§ **What the exercise asks**
Resume the market commentary on ECB rate hikes and the DAX outlook, carrying it on from its last sentence.

===== Passage provided

Speaking about monetary policy, yesterday, ECB policymaker Martins Kazaks said that his Bank should raise interest rates soon and that it has room for up to three hikes this year, joining the group of officials calling for an earlier exit from stimulus. The ECB has so far signaled that a rate hike could be delivered “some time” after its APP scheme, which is telegraphed to be over in the third quarter.
However, such rhetoric is too vague, and calls for an end in APP early in July so the Bank can lift rates within the same month may have encouraged market participants to bring forth their rate-hike bets and that’s why we saw European indices drifting lower. But why didn’t the euro gain? Actually, it did against most of the other G10s. It underperformed only against the safe-havens JPY and CHF, as well as the US dollar. The reason why EUR/USD kept drifting south is that even with the ECB beginning its hiking cycle in July, the Fed is still expected to proceed much more aggressively. Therefore, there is still ample divergence in monetary policy between those two central banks. According to the CME FedWatch tool, the Fed is widely anticipated to hike by 50bps when it meets next week, while there is a 72% probability for a 75bps hike in June. There is even a 68% chance for 50 more basis points to be added in July.
DAX — Technical Outlook
The German DAX index traded lower yesterday, after it hit resistance at 14165 and managed to break below the 13875 barrier, marked by the low of April 12th, thereby confirming a forthcoming lower low. This, combined with the fact that the index remains below the downside line drawn from the high of January 5th, makes us believe that some more declines may be on the cards for the near future.
The dip below 13875 may have opened the path towards the low of March 11th, at around 13285, where the bears may decide to take a break, thereby allowing a small rebound. However, as long as such a rebound stays limited below the aforementioned line, we would still see a negative near-term picture, and thus, we would see the case for another leg south and, why not, a break below 13285. If so, the bears may extend their march towards the low of March 7th, at 12425.

==========
===== Given data

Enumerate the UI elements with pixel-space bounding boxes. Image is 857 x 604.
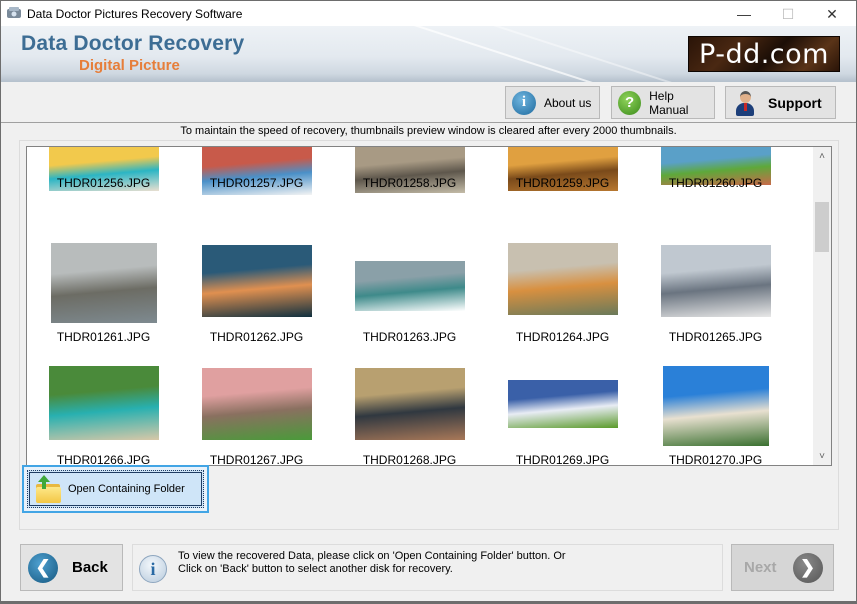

==========

§ **Written answer**
We will start examining whether the bulls have gained full control, only if we see a strong rebound above the key area of 14900, which acted as a floor between May 4th, 2021, and February 14th, this year. It was also tested as a resistance on March 29th. So, its upside break may initially lead to a test at 15230, the break of which could extend the advance towards the high of February 16th, at 15540. Slightly higher lies the high of February 2nd, at 15740, which if also gets broken, could pave the way towards the high of January 12th, at 16085.
AU CPIs Accelerate, but the Aussie Stays in a Downtrend
Staying in the FX world, the Aussie was found lower against its US counterpart this morning, but it was much lower before the Australian CPIs were out. The headline rate rose to 5.1% yoy in Q1, from 3.5% in the last quarter of 2021, exceeding expectations of a rise to 4.6%. The Trimmed mean rate also rose by more than expected, and while the Weighted mean rate missed its own forecast by a fraction, it was still half a percentage point higher than it was in Q4.
These numbers may have encouraged some participants to add to their bets with regards to future rate hikes by the RBA, and that’s why we saw the Aussie rebounding. According to the ASX 30-day interbank cash rate futures yield curve, they expect interest rates to exceed 2.25% by the end of the year. Remember that the current level of the benchmark cash rate in Australia is at 0.10%. Having said all that though, the RBA has yet to confirm whether those expectations are realistic, and that’s why we expect any CPI-related upside extensions to be short-lived. We believe that, against currencies like the US dollar, the British pound, and the Canadian dollar, we will just see a corrective bounce before the next leg south. Our reasoning is that the Fed, the BoE, and the BoC have already signaled that they will continue with aggressive tightening in the next months.
AUD/USD — Technical Outlook
AUD/USD traded lower yesterday, but today, during the Asian session, it hit support slightly below 0.7135 and rebounded somewhat. Overall though, the pair remains well below the downside line drawn from the high of April 5th, and even if the rebound continues for a while more, we will still see a negative short-term picture.
The current recovery may continue until the rate challenges once again the 0.7230 level, marked by yesterday’s high. If the bears are strong enough to recharge from there, we may see them pushing for another test at 0.7135, the break of which could extend the fall towards the 0.7095 barrier, marked by the low of February 24th, or even the 0.7050 zone, marked by the low of February 4th.
On the upside, we will start examining a bullish reversal upon a break above 0.7400. This may confirm the break above the aforementioned downside line and may initially target the 0.7458 barrier, which provided resistance on April 20th and 21st. Slightly higher lies the high of April 12th, at 0.7493, the break of which could take the rate up to the 0.7535 zone, which provided strong resistance between March 25th and 30th. Another break, above 0.7535, could extend the advance towards the high of April 6th, at 0.7593.
Will BoJ Policymakers Discuss Changes to YCC?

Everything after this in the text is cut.